> What to work on
Copy whichever lines contain the string "store".

Dataset records
◆ ◆ ◆ ◆ ◆ ◆ ◆

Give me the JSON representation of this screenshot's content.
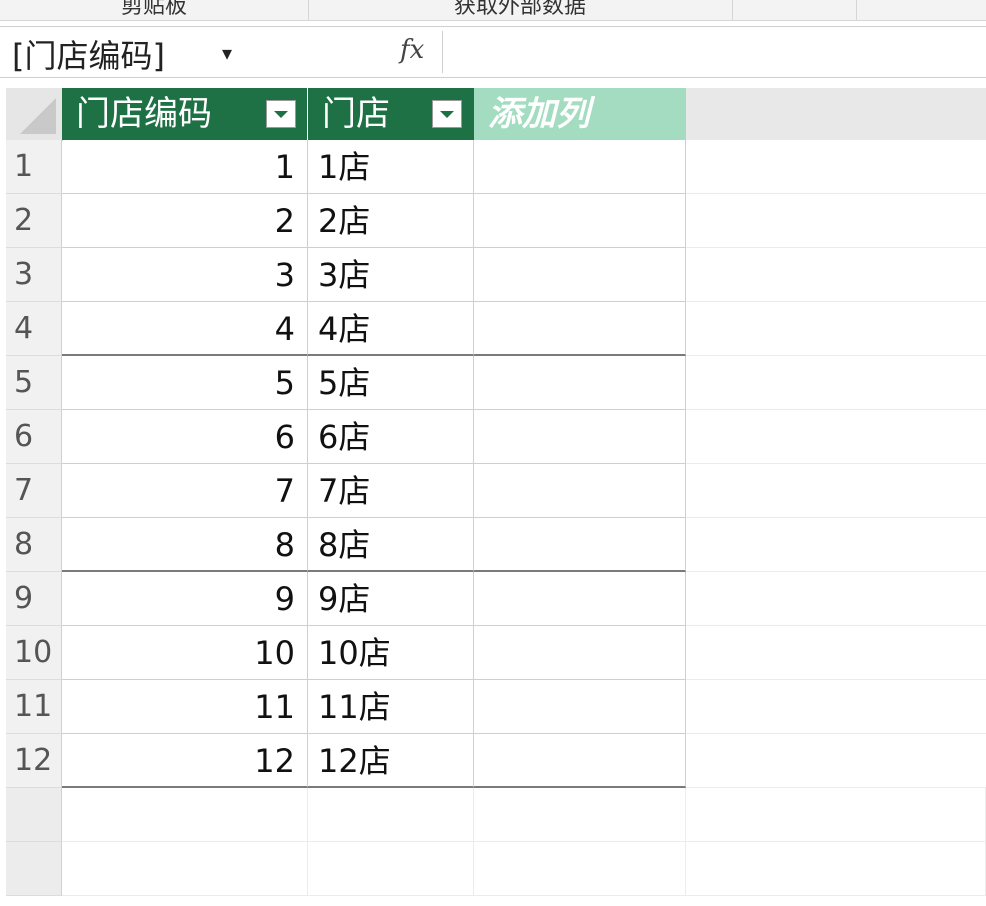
{
  "ribbon": {
    "groups": [
      "剪贴板",
      "获取外部数据",
      "",
      ""
    ]
  },
  "formula_bar": {
    "name_box": "[门店编码]",
    "fx_label": "fx",
    "formula": ""
  },
  "table": {
    "columns": [
      {
        "label": "门店编码"
      },
      {
        "label": "门店"
      },
      {
        "label": "添加列"
      }
    ],
    "rows": [
      {
        "num": "1",
        "code": "1",
        "store": "1店"
      },
      {
        "num": "2",
        "code": "2",
        "store": "2店"
      },
      {
        "num": "3",
        "code": "3",
        "store": "3店"
      },
      {
        "num": "4",
        "code": "4",
        "store": "4店"
      },
      {
        "num": "5",
        "code": "5",
        "store": "5店"
      },
      {
        "num": "6",
        "code": "6",
        "store": "6店"
      },
      {
        "num": "7",
        "code": "7",
        "store": "7店"
      },
      {
        "num": "8",
        "code": "8",
        "store": "8店"
      },
      {
        "num": "9",
        "code": "9",
        "store": "9店"
      },
      {
        "num": "10",
        "code": "10",
        "store": "10店"
      },
      {
        "num": "11",
        "code": "11",
        "store": "11店"
      },
      {
        "num": "12",
        "code": "12",
        "store": "12店"
      }
    ]
  },
  "colors": {
    "header_green": "#1e7145",
    "add_column_green": "#a3dcc0"
  }
}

◆ ◆ ◆ ◆ ◆ ◆ ◆

> Result of the task
        "store": "1店"
        "store": "2店"
        "store": "3店"
        "store": "4店"
        "store": "5店"
        "store": "6店"
        "store": "7店"
        "store": "8店"
        "store": "9店"
        "store": "10店"
        "store": "11店"
        "store": "12店"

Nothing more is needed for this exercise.